(Chart and figure data)

----

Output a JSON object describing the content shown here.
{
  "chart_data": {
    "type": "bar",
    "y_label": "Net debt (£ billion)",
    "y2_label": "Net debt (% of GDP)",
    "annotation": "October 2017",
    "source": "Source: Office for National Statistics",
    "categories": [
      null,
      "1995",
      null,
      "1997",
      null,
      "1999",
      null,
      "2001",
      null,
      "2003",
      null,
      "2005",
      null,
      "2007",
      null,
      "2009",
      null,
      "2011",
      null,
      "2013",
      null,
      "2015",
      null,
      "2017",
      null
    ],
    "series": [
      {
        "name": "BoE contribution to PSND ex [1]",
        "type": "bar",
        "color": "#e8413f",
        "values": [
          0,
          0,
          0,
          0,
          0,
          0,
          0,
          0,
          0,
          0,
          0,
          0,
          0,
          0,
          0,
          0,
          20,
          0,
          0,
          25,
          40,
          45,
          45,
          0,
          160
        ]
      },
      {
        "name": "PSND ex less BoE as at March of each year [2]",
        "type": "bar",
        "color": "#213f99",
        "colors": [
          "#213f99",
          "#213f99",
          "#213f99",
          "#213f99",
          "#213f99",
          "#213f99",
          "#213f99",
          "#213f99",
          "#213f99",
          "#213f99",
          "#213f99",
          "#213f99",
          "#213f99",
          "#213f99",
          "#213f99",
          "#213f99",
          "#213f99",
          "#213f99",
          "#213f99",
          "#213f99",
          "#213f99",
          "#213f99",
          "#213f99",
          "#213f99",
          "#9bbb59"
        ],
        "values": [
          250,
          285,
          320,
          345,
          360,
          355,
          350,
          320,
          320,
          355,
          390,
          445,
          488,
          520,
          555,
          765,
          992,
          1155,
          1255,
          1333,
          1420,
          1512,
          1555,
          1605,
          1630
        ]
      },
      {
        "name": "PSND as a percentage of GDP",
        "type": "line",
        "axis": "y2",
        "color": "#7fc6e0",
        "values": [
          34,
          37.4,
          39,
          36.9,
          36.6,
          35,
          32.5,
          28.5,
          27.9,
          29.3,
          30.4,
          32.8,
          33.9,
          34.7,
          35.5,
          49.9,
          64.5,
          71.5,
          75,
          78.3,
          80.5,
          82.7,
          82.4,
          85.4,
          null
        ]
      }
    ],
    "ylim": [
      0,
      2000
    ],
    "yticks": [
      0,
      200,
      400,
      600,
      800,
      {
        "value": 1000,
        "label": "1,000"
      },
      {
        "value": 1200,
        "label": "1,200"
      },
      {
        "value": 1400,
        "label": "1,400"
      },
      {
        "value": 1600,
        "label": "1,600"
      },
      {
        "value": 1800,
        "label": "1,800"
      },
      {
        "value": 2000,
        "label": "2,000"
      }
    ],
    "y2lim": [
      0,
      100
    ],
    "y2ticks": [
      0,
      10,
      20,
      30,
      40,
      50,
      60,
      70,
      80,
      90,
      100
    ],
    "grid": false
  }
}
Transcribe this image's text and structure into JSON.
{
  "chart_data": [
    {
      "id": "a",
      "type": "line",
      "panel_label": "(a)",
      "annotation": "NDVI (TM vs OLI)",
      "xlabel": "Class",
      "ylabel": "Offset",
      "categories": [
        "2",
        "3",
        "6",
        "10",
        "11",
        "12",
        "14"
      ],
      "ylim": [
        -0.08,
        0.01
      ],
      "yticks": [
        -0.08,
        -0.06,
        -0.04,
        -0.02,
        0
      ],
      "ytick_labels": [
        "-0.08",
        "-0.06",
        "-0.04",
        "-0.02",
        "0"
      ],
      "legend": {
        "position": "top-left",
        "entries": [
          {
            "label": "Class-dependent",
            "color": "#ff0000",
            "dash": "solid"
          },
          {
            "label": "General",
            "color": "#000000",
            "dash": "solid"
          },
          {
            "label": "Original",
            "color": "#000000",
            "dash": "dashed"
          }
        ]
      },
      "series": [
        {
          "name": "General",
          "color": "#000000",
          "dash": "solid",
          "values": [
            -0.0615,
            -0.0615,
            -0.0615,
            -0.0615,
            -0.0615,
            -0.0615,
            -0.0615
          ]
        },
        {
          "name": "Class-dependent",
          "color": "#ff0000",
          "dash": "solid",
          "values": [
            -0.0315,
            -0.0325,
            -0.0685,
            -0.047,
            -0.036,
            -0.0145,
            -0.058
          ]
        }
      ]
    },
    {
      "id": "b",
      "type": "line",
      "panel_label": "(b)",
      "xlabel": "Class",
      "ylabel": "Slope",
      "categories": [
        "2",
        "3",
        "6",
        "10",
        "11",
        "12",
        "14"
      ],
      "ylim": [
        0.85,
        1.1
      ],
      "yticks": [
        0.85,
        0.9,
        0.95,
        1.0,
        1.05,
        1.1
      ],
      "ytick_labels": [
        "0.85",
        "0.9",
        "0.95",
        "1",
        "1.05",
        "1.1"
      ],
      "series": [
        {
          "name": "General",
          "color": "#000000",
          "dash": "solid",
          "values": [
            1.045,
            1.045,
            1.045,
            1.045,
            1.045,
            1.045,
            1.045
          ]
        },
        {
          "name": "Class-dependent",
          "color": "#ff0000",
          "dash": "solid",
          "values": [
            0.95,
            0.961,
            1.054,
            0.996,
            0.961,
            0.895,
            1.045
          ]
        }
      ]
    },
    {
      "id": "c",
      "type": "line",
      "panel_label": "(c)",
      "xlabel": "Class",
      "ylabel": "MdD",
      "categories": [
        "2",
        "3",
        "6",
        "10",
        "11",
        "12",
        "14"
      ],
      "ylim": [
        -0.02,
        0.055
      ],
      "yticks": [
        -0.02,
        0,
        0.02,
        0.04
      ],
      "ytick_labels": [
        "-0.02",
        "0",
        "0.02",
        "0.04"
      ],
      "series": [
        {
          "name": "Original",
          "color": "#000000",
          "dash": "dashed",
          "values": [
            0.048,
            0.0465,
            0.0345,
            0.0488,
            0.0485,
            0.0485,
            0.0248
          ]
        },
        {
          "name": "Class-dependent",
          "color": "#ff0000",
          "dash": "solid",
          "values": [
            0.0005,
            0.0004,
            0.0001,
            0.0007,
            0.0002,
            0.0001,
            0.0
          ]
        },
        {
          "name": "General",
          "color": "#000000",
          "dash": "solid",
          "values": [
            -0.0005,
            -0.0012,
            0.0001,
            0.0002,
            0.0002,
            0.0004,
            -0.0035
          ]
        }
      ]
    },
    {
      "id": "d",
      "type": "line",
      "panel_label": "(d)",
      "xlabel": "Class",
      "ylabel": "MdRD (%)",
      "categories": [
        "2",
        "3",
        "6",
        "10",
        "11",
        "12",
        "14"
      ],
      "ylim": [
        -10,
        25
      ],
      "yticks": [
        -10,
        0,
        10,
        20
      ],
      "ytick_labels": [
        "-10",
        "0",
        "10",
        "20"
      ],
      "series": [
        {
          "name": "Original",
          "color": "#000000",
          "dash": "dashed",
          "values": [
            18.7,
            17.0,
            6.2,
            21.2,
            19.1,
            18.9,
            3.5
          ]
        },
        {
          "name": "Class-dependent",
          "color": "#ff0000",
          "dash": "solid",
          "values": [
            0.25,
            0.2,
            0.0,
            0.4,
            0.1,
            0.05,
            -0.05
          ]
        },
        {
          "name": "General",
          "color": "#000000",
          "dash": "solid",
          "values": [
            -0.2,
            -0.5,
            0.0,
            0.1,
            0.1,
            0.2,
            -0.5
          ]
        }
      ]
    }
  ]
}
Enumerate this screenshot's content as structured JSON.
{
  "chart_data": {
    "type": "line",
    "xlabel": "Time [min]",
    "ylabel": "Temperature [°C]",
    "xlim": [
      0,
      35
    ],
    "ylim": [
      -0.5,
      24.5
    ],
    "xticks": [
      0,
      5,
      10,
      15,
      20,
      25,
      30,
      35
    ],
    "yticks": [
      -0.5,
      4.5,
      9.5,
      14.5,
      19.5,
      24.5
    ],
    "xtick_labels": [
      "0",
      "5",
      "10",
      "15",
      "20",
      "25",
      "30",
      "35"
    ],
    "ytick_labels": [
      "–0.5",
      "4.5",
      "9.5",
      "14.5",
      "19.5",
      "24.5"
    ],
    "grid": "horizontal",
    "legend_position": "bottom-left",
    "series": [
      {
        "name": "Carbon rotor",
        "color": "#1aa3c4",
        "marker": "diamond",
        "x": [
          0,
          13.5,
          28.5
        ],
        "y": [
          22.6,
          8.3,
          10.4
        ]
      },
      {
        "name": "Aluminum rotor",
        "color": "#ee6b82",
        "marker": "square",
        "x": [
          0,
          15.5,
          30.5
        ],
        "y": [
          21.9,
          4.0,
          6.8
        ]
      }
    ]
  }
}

----

Search the entries for the word "PSND" and copy every line that has it.

        "name": "BoE contribution to PSND ex [1]",
        "name": "PSND ex less BoE as at March of each year [2]",
        "name": "PSND as a percentage of GDP",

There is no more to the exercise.